Part of a data file
+ + + +

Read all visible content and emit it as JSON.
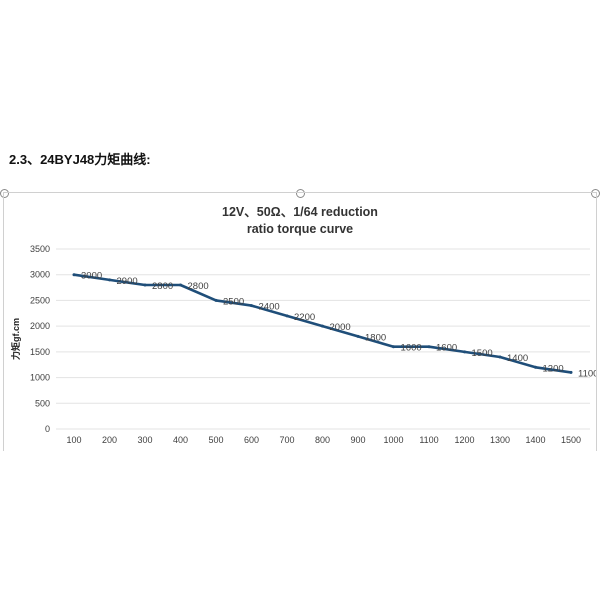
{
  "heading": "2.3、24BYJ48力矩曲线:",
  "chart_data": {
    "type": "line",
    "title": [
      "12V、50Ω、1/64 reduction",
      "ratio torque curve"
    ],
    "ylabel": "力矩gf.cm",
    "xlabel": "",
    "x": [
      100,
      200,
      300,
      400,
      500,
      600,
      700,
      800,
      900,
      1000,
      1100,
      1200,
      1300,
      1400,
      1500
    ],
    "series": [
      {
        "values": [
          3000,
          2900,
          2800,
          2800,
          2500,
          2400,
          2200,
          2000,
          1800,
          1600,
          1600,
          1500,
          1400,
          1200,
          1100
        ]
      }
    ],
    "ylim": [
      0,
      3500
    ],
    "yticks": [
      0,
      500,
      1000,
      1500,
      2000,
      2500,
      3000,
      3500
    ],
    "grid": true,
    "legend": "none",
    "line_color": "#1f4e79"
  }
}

+ + + +

• WHAT YOU SHOULD DO: Repeat the preceding records precisely, and leave every picture out of the copy.

• EXERCISE RESPONSE:
Read all visible content and emit it as JSON.
{
  "heading": "2.3、24BYJ48力矩曲线:",
  "chart_data": {
    "type": "line",
    "title": [
      "12V、50Ω、1/64 reduction",
      "ratio torque curve"
    ],
    "ylabel": "力矩gf.cm",
    "xlabel": "",
    "x": [
      100,
      200,
      300,
      400,
      500,
      600,
      700,
      800,
      900,
      1000,
      1100,
      1200,
      1300,
      1400,
      1500
    ],
    "series": [
      {
        "values": [
          3000,
          2900,
          2800,
          2800,
          2500,
          2400,
          2200,
          2000,
          1800,
          1600,
          1600,
          1500,
          1400,
          1200,
          1100
        ]
      }
    ],
    "ylim": [
      0,
      3500
    ],
    "yticks": [
      0,
      500,
      1000,
      1500,
      2000,
      2500,
      3000,
      3500
    ],
    "grid": true,
    "legend": "none",
    "line_color": "#1f4e79"
  }
}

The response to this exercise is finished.